>> begin SUPPLIED RECORDS

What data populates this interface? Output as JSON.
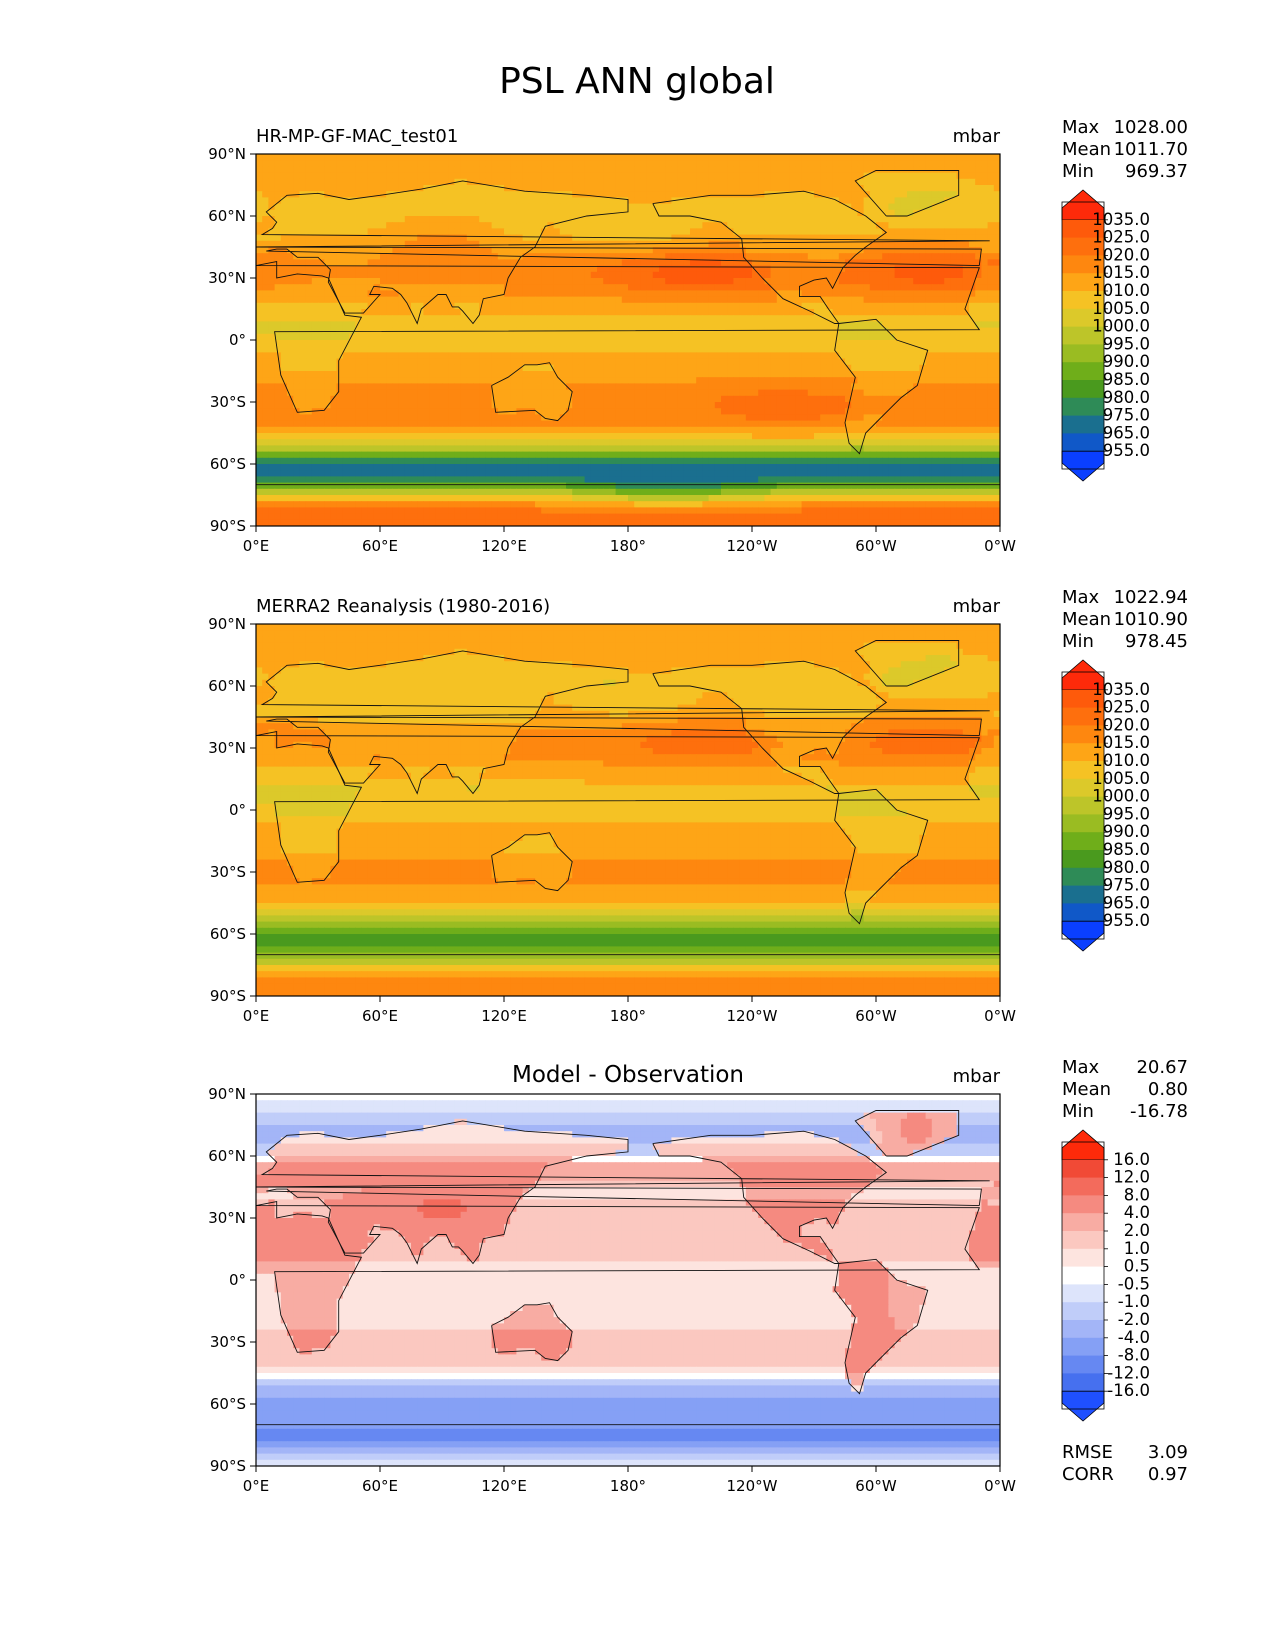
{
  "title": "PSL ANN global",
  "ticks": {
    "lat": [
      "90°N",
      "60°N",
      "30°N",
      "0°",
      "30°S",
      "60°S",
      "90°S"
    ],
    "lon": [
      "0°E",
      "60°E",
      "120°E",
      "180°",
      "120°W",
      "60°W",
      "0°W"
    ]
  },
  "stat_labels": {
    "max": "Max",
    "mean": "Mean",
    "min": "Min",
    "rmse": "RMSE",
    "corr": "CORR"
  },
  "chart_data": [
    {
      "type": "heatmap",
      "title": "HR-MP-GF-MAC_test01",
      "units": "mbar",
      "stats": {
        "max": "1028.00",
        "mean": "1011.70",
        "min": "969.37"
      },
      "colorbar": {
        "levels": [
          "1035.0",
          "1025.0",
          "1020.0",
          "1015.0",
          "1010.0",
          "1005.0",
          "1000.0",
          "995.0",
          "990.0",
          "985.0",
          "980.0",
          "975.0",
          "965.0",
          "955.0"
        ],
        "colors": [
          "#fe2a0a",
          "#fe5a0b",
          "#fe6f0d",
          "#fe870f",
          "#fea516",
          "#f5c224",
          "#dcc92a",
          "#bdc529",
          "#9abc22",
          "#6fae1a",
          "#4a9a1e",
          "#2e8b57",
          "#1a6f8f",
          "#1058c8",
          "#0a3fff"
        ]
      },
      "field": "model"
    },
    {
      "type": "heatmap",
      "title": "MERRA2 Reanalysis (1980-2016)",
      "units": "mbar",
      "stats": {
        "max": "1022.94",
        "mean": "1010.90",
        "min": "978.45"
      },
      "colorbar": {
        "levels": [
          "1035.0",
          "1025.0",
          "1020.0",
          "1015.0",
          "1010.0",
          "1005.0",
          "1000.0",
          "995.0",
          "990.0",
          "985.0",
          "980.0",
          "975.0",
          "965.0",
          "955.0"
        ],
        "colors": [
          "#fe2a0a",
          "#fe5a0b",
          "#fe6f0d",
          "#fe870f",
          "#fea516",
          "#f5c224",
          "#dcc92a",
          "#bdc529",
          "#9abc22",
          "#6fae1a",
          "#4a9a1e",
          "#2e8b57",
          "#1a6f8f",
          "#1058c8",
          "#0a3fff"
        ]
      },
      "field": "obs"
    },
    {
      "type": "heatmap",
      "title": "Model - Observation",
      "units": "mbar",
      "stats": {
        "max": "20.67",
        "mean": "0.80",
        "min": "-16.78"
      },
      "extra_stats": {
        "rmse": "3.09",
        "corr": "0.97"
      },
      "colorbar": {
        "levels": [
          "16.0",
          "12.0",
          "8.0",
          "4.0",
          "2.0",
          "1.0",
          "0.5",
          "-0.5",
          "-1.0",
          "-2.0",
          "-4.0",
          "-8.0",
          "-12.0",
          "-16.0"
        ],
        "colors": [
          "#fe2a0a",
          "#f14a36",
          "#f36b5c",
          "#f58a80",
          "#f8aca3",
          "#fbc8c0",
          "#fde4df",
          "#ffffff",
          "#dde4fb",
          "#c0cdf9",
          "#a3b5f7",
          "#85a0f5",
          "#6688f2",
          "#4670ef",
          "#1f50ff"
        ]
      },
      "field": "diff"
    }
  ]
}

>> end SUPPLIED RECORDS

**STATED TASK:** Each line of the data should be quoted exactly, with pictures left out.

**SOLVED PROBLEM:**
What data populates this interface? Output as JSON.
{
  "title": "PSL ANN global",
  "ticks": {
    "lat": [
      "90°N",
      "60°N",
      "30°N",
      "0°",
      "30°S",
      "60°S",
      "90°S"
    ],
    "lon": [
      "0°E",
      "60°E",
      "120°E",
      "180°",
      "120°W",
      "60°W",
      "0°W"
    ]
  },
  "stat_labels": {
    "max": "Max",
    "mean": "Mean",
    "min": "Min",
    "rmse": "RMSE",
    "corr": "CORR"
  },
  "chart_data": [
    {
      "type": "heatmap",
      "title": "HR-MP-GF-MAC_test01",
      "units": "mbar",
      "stats": {
        "max": "1028.00",
        "mean": "1011.70",
        "min": "969.37"
      },
      "colorbar": {
        "levels": [
          "1035.0",
          "1025.0",
          "1020.0",
          "1015.0",
          "1010.0",
          "1005.0",
          "1000.0",
          "995.0",
          "990.0",
          "985.0",
          "980.0",
          "975.0",
          "965.0",
          "955.0"
        ],
        "colors": [
          "#fe2a0a",
          "#fe5a0b",
          "#fe6f0d",
          "#fe870f",
          "#fea516",
          "#f5c224",
          "#dcc92a",
          "#bdc529",
          "#9abc22",
          "#6fae1a",
          "#4a9a1e",
          "#2e8b57",
          "#1a6f8f",
          "#1058c8",
          "#0a3fff"
        ]
      },
      "field": "model"
    },
    {
      "type": "heatmap",
      "title": "MERRA2 Reanalysis (1980-2016)",
      "units": "mbar",
      "stats": {
        "max": "1022.94",
        "mean": "1010.90",
        "min": "978.45"
      },
      "colorbar": {
        "levels": [
          "1035.0",
          "1025.0",
          "1020.0",
          "1015.0",
          "1010.0",
          "1005.0",
          "1000.0",
          "995.0",
          "990.0",
          "985.0",
          "980.0",
          "975.0",
          "965.0",
          "955.0"
        ],
        "colors": [
          "#fe2a0a",
          "#fe5a0b",
          "#fe6f0d",
          "#fe870f",
          "#fea516",
          "#f5c224",
          "#dcc92a",
          "#bdc529",
          "#9abc22",
          "#6fae1a",
          "#4a9a1e",
          "#2e8b57",
          "#1a6f8f",
          "#1058c8",
          "#0a3fff"
        ]
      },
      "field": "obs"
    },
    {
      "type": "heatmap",
      "title": "Model - Observation",
      "units": "mbar",
      "stats": {
        "max": "20.67",
        "mean": "0.80",
        "min": "-16.78"
      },
      "extra_stats": {
        "rmse": "3.09",
        "corr": "0.97"
      },
      "colorbar": {
        "levels": [
          "16.0",
          "12.0",
          "8.0",
          "4.0",
          "2.0",
          "1.0",
          "0.5",
          "-0.5",
          "-1.0",
          "-2.0",
          "-4.0",
          "-8.0",
          "-12.0",
          "-16.0"
        ],
        "colors": [
          "#fe2a0a",
          "#f14a36",
          "#f36b5c",
          "#f58a80",
          "#f8aca3",
          "#fbc8c0",
          "#fde4df",
          "#ffffff",
          "#dde4fb",
          "#c0cdf9",
          "#a3b5f7",
          "#85a0f5",
          "#6688f2",
          "#4670ef",
          "#1f50ff"
        ]
      },
      "field": "diff"
    }
  ]
}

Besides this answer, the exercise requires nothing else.